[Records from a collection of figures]
____________
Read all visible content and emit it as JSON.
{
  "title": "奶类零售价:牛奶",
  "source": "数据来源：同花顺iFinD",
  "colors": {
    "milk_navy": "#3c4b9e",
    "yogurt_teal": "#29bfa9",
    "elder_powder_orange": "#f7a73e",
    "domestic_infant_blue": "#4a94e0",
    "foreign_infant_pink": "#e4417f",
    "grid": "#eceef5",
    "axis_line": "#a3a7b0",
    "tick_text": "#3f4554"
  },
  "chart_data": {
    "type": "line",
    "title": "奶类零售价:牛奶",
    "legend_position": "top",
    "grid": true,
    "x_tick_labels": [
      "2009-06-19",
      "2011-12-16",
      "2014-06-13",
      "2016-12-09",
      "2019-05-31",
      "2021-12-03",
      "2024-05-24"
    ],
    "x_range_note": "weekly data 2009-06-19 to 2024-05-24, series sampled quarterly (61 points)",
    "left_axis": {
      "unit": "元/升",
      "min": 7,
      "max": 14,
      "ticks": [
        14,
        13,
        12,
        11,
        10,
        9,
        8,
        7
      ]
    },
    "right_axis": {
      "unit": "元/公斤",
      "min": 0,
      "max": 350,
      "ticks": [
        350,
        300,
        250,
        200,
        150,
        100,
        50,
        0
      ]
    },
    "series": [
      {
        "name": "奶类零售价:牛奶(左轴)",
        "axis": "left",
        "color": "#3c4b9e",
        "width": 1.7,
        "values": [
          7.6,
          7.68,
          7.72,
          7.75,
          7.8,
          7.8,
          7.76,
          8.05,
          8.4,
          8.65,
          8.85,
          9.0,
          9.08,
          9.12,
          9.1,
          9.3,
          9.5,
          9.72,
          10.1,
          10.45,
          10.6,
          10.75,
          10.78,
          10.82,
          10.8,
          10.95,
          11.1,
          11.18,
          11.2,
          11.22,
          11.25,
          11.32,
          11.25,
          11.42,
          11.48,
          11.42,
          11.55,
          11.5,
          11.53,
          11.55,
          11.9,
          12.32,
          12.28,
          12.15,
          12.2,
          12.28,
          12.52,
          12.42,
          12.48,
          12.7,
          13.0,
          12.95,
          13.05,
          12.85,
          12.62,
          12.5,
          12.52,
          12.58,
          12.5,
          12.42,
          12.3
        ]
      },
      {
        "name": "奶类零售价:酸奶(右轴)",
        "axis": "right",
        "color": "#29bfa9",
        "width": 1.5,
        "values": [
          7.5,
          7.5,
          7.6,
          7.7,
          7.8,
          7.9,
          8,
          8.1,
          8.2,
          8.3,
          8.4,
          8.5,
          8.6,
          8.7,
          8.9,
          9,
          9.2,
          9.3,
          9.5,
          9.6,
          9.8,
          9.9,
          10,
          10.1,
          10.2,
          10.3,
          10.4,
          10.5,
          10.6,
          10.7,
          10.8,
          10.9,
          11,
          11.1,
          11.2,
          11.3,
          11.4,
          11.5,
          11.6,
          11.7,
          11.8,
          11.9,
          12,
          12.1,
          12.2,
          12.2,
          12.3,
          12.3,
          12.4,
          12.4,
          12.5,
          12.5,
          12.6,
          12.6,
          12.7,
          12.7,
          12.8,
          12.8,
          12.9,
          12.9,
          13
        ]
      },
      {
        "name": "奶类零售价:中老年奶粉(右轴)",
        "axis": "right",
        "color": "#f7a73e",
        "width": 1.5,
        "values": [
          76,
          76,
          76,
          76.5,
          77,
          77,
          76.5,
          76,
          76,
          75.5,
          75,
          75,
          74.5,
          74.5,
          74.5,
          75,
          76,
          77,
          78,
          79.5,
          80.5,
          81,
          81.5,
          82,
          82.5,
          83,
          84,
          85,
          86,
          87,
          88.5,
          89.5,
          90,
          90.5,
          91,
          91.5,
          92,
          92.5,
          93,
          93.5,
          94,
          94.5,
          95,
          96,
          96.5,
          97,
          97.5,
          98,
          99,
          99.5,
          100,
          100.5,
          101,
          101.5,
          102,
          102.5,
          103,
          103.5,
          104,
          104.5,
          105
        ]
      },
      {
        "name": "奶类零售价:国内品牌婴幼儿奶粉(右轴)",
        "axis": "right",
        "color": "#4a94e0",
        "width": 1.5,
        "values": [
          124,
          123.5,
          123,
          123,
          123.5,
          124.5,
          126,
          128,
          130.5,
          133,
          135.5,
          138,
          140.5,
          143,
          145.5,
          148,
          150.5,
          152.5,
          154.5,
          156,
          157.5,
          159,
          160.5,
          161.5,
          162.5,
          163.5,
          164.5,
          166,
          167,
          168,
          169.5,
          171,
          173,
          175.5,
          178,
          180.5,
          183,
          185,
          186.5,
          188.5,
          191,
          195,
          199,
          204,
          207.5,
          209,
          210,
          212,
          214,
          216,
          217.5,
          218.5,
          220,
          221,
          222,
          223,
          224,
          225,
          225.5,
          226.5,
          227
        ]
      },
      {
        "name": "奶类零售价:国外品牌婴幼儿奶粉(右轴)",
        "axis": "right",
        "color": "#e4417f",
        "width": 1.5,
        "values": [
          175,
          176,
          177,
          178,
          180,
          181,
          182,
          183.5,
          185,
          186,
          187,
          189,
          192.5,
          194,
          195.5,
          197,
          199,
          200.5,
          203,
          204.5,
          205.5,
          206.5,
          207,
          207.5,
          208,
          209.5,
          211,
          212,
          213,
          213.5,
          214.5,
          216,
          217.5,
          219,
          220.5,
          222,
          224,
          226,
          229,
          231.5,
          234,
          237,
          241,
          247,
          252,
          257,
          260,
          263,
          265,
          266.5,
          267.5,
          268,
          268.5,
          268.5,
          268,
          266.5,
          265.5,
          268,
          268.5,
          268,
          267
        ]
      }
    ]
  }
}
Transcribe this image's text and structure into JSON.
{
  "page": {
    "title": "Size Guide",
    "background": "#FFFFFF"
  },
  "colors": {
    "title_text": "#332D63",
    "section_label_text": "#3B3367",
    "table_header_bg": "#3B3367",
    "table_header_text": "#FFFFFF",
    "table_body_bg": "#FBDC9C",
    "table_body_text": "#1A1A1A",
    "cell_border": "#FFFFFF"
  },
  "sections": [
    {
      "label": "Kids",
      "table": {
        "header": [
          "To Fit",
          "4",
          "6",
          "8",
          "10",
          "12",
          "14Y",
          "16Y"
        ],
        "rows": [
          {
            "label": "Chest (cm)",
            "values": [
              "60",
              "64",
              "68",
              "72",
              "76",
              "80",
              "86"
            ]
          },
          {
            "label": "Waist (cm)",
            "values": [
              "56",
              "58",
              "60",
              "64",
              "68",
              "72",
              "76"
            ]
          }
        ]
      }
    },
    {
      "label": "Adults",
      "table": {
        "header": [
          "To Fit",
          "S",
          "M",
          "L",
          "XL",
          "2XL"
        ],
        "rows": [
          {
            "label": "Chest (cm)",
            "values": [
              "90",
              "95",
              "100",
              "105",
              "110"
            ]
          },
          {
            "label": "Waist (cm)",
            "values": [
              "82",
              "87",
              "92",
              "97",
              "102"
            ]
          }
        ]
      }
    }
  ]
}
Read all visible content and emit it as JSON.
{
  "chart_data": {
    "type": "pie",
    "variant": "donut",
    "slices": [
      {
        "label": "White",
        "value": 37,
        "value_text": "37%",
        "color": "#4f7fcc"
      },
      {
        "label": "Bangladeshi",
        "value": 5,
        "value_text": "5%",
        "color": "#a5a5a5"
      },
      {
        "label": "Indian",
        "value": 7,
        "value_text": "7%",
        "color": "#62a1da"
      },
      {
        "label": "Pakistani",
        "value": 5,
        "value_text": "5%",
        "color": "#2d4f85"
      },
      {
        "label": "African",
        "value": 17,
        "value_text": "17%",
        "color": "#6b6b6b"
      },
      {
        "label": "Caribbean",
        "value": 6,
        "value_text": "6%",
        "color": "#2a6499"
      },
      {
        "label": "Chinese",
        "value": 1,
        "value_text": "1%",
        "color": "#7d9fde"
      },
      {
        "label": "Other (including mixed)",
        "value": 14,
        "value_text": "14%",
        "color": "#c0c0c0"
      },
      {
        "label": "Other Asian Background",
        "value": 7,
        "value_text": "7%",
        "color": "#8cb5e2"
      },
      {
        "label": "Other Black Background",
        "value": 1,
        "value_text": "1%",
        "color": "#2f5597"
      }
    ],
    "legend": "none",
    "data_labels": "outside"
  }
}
____________
Copy each line of the listing in which the word "奶类零售价" can be found.

  "title": "奶类零售价:牛奶",
    "title": "奶类零售价:牛奶",
        "name": "奶类零售价:牛奶(左轴)",
        "name": "奶类零售价:酸奶(右轴)",
        "name": "奶类零售价:中老年奶粉(右轴)",
        "name": "奶类零售价:国内品牌婴幼儿奶粉(右轴)",
        "name": "奶类零售价:国外品牌婴幼儿奶粉(右轴)",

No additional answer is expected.